Raw records →
----------
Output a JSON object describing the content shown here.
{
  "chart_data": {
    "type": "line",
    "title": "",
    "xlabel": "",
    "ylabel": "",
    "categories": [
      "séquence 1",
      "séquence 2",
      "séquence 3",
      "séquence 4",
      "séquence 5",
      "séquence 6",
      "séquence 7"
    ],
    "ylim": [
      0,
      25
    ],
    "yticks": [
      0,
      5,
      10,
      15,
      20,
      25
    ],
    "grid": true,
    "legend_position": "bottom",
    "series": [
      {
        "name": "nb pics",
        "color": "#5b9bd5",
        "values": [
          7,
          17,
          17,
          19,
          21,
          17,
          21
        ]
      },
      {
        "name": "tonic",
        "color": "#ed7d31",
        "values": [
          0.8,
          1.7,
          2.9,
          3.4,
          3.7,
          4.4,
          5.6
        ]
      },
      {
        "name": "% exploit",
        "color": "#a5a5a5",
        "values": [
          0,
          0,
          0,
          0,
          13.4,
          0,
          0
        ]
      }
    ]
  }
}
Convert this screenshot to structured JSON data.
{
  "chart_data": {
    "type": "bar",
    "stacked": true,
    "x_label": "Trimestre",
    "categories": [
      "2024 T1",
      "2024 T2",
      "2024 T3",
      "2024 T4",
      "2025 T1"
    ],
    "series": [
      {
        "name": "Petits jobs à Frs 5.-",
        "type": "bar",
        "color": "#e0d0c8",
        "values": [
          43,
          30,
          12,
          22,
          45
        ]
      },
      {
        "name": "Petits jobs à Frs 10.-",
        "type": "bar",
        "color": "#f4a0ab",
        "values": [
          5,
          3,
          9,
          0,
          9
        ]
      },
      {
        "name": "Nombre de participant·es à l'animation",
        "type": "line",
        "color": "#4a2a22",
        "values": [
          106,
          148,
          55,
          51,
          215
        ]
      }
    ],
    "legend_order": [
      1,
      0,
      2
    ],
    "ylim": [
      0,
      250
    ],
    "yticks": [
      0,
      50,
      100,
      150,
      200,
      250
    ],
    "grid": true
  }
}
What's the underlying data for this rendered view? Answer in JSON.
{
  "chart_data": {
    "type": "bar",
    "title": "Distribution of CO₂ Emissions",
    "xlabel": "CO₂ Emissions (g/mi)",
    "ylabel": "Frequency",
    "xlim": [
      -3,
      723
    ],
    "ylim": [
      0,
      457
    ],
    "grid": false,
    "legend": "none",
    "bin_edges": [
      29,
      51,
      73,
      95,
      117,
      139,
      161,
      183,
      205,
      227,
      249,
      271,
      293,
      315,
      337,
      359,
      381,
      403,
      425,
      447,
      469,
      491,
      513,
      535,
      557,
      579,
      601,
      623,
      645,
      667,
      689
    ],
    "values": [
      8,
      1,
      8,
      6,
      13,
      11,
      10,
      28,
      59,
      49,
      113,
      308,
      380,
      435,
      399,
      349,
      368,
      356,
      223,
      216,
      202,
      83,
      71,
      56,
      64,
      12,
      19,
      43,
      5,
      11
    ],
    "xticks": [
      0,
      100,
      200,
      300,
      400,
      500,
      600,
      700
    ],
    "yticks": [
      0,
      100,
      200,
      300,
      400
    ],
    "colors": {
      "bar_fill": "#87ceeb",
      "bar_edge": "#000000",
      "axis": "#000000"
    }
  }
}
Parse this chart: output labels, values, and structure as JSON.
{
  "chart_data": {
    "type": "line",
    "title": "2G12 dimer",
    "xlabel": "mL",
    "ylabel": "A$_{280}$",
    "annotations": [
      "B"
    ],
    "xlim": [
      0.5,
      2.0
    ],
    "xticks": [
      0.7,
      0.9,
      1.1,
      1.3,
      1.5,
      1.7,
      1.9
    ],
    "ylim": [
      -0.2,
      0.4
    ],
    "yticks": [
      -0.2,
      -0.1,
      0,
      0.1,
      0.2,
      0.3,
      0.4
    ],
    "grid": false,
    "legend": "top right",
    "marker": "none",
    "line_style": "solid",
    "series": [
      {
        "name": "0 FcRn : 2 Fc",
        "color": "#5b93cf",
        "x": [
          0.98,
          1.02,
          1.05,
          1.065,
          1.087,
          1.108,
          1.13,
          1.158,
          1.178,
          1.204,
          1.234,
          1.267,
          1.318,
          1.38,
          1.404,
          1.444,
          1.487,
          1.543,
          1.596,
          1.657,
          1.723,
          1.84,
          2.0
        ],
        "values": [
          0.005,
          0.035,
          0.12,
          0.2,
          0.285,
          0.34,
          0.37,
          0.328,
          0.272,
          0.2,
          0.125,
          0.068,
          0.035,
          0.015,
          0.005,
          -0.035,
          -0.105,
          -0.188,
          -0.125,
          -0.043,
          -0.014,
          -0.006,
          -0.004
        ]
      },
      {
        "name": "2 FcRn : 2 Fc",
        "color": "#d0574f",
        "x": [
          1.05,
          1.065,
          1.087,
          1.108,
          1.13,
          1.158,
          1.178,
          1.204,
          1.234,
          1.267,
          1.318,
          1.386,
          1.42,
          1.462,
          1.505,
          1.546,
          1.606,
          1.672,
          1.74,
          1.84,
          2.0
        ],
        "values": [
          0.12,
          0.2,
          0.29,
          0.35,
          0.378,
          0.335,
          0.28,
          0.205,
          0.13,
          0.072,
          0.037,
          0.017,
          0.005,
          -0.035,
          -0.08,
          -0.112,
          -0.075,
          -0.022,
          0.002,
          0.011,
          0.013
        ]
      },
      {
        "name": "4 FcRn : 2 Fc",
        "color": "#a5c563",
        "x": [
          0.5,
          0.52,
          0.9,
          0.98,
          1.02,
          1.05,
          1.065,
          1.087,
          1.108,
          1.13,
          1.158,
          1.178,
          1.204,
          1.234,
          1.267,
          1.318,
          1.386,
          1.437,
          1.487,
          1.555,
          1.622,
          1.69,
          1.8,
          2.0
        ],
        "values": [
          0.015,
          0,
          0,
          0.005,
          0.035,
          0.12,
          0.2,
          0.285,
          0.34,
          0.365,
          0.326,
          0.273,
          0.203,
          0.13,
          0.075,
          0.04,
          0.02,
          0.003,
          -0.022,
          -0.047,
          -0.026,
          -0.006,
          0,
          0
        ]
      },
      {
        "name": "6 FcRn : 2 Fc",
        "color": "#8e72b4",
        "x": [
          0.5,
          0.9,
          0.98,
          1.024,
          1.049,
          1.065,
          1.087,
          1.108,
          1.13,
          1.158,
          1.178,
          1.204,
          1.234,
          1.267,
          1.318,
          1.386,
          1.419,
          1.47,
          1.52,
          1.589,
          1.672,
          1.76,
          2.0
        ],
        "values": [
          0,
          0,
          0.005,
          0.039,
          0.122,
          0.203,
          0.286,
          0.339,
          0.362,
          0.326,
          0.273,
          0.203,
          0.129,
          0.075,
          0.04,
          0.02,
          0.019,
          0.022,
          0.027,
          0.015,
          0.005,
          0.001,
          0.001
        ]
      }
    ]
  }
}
----------
Required work →
Which lines hold the word "grid"? Show each one.

Solution for this problem →
    "grid": true,
    "grid": true
    "grid": false,
    "grid": false,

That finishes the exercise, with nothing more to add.